- _Goal_
Output exactly the lines between the line that contains "Read all visible content and emit it as JSON." and the last line of the material, counting both.

[Items listed in a dataset]
↓
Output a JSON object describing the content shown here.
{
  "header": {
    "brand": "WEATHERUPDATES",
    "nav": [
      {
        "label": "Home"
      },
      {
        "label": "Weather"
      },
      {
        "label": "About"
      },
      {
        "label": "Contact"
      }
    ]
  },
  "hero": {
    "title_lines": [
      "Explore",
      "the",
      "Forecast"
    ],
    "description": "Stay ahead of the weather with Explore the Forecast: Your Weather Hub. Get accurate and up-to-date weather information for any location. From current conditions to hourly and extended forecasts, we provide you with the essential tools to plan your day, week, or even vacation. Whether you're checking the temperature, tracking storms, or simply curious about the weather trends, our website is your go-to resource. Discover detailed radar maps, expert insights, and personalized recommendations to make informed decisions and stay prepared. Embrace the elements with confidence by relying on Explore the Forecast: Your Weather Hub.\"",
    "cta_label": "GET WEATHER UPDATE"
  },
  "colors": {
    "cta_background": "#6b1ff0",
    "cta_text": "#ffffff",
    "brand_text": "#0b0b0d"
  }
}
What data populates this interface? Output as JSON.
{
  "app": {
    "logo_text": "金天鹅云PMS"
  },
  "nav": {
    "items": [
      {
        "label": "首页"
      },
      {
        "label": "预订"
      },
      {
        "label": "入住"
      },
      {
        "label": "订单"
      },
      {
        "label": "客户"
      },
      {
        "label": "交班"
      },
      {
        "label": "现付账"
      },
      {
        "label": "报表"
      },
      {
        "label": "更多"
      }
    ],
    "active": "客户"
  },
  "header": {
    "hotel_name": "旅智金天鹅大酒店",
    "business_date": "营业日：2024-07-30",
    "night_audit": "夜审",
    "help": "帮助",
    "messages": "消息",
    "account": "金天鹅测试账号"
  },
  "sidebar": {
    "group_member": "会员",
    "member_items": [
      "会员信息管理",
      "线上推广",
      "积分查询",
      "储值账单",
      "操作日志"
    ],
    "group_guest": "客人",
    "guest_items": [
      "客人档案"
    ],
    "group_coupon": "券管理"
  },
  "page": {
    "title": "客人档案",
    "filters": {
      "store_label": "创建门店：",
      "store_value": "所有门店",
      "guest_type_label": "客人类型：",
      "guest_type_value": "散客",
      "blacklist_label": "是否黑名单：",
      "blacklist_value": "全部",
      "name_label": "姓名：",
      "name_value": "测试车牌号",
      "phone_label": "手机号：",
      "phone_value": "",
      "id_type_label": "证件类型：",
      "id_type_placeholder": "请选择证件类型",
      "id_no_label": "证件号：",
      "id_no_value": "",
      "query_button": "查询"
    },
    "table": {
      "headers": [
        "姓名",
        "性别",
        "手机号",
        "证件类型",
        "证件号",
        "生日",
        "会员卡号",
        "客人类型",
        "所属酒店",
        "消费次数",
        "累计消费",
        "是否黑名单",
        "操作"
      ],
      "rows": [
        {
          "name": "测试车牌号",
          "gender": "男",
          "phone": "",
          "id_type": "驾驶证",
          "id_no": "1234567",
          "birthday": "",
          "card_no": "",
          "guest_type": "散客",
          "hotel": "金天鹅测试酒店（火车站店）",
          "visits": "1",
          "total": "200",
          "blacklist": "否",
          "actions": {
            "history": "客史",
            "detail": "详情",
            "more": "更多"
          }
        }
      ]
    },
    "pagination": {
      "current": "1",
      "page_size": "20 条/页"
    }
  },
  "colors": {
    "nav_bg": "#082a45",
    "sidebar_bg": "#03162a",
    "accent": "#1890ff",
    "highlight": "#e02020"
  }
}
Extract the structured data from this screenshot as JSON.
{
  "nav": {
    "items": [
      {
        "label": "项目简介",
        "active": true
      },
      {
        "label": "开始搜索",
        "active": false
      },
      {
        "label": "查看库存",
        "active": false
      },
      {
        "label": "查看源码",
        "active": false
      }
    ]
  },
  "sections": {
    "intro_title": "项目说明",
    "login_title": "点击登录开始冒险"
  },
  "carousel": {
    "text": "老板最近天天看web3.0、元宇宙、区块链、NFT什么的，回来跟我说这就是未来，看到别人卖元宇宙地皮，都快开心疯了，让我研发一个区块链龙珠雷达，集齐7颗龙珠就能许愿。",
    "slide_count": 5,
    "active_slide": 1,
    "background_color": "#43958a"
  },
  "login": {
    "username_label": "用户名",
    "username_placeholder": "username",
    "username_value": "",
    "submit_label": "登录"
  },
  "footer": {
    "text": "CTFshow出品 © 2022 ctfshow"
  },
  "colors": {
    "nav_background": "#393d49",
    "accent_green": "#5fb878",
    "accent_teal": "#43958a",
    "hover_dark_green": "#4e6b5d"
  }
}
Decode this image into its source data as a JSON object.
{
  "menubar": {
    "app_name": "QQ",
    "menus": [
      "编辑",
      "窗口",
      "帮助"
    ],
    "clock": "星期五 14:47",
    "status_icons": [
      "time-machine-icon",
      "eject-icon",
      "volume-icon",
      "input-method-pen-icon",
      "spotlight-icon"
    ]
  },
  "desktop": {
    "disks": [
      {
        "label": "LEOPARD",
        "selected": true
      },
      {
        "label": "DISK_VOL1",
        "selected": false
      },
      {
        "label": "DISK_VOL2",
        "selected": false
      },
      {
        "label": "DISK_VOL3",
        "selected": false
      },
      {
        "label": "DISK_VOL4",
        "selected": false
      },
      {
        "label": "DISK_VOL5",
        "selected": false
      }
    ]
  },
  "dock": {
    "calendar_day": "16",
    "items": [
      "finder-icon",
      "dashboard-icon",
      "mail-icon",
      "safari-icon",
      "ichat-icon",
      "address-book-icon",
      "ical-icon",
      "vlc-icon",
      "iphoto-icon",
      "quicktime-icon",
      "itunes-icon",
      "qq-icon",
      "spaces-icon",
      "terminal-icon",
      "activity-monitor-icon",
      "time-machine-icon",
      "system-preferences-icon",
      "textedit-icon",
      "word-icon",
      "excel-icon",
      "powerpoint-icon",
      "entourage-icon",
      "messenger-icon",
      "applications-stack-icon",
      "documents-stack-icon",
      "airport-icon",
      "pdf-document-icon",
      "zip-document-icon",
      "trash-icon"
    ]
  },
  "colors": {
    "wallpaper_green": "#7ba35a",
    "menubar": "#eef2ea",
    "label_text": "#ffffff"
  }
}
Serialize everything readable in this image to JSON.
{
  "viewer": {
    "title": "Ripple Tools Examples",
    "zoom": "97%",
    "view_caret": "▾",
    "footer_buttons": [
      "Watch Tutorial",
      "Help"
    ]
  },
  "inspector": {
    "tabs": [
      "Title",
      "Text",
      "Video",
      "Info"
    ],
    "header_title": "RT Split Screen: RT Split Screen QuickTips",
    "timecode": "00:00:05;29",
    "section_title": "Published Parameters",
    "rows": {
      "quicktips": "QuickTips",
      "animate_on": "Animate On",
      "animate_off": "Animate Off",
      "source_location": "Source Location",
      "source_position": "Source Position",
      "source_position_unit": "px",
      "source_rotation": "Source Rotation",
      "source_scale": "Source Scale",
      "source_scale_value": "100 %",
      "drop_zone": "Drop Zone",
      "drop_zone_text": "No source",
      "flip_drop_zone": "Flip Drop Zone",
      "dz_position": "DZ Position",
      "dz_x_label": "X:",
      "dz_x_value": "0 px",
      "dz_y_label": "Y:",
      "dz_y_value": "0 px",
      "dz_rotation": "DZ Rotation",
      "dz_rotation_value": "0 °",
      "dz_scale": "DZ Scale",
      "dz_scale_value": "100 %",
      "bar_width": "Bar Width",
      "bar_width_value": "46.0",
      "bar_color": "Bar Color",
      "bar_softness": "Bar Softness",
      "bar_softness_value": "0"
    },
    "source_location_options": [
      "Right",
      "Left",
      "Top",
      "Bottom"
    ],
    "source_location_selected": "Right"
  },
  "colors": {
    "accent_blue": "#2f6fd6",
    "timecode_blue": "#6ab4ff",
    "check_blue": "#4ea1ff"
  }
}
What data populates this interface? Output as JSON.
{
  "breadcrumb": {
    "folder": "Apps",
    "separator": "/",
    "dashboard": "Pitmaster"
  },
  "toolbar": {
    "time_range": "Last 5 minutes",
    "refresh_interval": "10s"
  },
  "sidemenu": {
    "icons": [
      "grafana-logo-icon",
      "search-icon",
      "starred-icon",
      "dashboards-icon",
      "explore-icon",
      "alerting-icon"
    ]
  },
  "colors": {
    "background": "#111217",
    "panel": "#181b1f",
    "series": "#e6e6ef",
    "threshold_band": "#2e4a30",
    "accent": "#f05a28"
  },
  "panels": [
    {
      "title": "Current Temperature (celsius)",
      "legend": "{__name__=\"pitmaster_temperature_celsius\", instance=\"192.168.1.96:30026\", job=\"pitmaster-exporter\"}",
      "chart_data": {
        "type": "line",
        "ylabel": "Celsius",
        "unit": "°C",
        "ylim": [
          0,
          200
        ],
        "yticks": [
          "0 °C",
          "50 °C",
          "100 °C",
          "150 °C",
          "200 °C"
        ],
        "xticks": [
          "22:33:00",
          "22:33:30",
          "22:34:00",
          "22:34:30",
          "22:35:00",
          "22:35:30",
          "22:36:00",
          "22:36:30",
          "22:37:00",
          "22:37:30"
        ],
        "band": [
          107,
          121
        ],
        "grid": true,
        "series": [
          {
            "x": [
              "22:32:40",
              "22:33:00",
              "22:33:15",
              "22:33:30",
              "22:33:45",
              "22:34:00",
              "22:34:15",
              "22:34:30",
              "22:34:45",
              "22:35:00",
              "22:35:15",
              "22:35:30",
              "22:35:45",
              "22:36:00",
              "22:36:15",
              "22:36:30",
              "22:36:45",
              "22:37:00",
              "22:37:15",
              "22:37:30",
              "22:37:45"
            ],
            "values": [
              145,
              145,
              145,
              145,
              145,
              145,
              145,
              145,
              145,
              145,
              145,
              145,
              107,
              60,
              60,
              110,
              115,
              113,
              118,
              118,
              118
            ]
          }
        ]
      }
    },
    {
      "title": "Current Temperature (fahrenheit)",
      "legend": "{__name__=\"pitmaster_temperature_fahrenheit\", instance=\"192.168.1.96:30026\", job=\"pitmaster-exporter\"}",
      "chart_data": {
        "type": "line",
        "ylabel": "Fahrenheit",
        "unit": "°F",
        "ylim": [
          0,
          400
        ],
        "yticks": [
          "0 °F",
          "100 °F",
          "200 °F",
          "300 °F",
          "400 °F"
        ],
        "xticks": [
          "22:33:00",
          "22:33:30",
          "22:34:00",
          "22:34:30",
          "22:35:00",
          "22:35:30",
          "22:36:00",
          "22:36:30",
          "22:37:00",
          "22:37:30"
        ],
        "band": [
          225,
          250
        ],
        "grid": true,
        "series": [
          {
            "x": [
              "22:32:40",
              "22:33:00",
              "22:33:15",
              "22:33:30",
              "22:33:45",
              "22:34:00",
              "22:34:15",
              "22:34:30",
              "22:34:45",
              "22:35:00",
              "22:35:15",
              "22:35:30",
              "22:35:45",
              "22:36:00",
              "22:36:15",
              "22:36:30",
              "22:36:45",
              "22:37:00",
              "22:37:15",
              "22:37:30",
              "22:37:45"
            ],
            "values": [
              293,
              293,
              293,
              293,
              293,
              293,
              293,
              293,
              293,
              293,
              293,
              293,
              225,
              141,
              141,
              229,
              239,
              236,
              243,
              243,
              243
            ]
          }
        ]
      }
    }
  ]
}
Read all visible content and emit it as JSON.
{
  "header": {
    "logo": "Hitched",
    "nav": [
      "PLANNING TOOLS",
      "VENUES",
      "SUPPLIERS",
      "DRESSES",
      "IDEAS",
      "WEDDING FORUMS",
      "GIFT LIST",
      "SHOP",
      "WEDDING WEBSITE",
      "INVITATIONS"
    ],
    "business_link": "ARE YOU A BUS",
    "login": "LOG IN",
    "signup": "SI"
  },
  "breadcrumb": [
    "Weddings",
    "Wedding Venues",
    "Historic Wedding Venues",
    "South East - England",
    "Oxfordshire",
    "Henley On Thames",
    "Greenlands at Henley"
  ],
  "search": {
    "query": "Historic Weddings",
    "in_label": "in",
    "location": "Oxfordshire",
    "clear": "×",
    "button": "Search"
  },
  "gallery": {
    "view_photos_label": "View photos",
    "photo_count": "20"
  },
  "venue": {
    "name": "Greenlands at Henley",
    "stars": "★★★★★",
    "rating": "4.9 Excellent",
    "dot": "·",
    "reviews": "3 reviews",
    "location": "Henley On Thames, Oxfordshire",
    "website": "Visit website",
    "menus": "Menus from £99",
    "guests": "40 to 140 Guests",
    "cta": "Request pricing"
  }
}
↑
- _Result_
Read all visible content and emit it as JSON.
{
  "header": {
    "logo": "Hitched",
    "nav": [
      "PLANNING TOOLS",
      "VENUES",
      "SUPPLIERS",
      "DRESSES",
      "IDEAS",
      "WEDDING FORUMS",
      "GIFT LIST",
      "SHOP",
      "WEDDING WEBSITE",
      "INVITATIONS"
    ],
    "business_link": "ARE YOU A BUS",
    "login": "LOG IN",
    "signup": "SI"
  },
  "breadcrumb": [
    "Weddings",
    "Wedding Venues",
    "Historic Wedding Venues",
    "South East - England",
    "Oxfordshire",
    "Henley On Thames",
    "Greenlands at Henley"
  ],
  "search": {
    "query": "Historic Weddings",
    "in_label": "in",
    "location": "Oxfordshire",
    "clear": "×",
    "button": "Search"
  },
  "gallery": {
    "view_photos_label": "View photos",
    "photo_count": "20"
  },
  "venue": {
    "name": "Greenlands at Henley",
    "stars": "★★★★★",
    "rating": "4.9 Excellent",
    "dot": "·",
    "reviews": "3 reviews",
    "location": "Henley On Thames, Oxfordshire",
    "website": "Visit website",
    "menus": "Menus from £99",
    "guests": "40 to 140 Guests",
    "cta": "Request pricing"
  }
}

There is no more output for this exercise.